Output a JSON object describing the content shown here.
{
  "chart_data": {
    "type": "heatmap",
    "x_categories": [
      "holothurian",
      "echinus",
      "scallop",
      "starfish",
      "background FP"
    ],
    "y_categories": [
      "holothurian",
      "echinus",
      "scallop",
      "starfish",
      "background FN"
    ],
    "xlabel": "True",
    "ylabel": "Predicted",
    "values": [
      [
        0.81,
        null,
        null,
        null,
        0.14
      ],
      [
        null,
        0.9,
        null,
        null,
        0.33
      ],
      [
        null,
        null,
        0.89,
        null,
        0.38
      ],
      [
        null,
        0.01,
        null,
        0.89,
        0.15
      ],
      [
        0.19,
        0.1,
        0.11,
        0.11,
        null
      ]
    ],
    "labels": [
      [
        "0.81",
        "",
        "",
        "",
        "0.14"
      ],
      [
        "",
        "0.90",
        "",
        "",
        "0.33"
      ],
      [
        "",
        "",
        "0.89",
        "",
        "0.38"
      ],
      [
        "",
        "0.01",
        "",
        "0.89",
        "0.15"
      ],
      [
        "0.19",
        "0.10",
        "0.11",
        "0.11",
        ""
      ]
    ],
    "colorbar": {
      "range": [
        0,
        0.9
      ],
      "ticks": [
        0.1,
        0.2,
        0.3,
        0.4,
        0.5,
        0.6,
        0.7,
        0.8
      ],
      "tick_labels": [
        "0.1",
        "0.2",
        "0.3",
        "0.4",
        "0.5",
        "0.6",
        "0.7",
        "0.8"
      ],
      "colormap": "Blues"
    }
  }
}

★ ★ ★ ★ ★ ★ ★

__Problem to work on__: Make an exact copy of the records.

__Written answer__:
Output a JSON object describing the content shown here.
{
  "chart_data": {
    "type": "heatmap",
    "x_categories": [
      "holothurian",
      "echinus",
      "scallop",
      "starfish",
      "background FP"
    ],
    "y_categories": [
      "holothurian",
      "echinus",
      "scallop",
      "starfish",
      "background FN"
    ],
    "xlabel": "True",
    "ylabel": "Predicted",
    "values": [
      [
        0.81,
        null,
        null,
        null,
        0.14
      ],
      [
        null,
        0.9,
        null,
        null,
        0.33
      ],
      [
        null,
        null,
        0.89,
        null,
        0.38
      ],
      [
        null,
        0.01,
        null,
        0.89,
        0.15
      ],
      [
        0.19,
        0.1,
        0.11,
        0.11,
        null
      ]
    ],
    "labels": [
      [
        "0.81",
        "",
        "",
        "",
        "0.14"
      ],
      [
        "",
        "0.90",
        "",
        "",
        "0.33"
      ],
      [
        "",
        "",
        "0.89",
        "",
        "0.38"
      ],
      [
        "",
        "0.01",
        "",
        "0.89",
        "0.15"
      ],
      [
        "0.19",
        "0.10",
        "0.11",
        "0.11",
        ""
      ]
    ],
    "colorbar": {
      "range": [
        0,
        0.9
      ],
      "ticks": [
        0.1,
        0.2,
        0.3,
        0.4,
        0.5,
        0.6,
        0.7,
        0.8
      ],
      "tick_labels": [
        "0.1",
        "0.2",
        "0.3",
        "0.4",
        "0.5",
        "0.6",
        "0.7",
        "0.8"
      ],
      "colormap": "Blues"
    }
  }
}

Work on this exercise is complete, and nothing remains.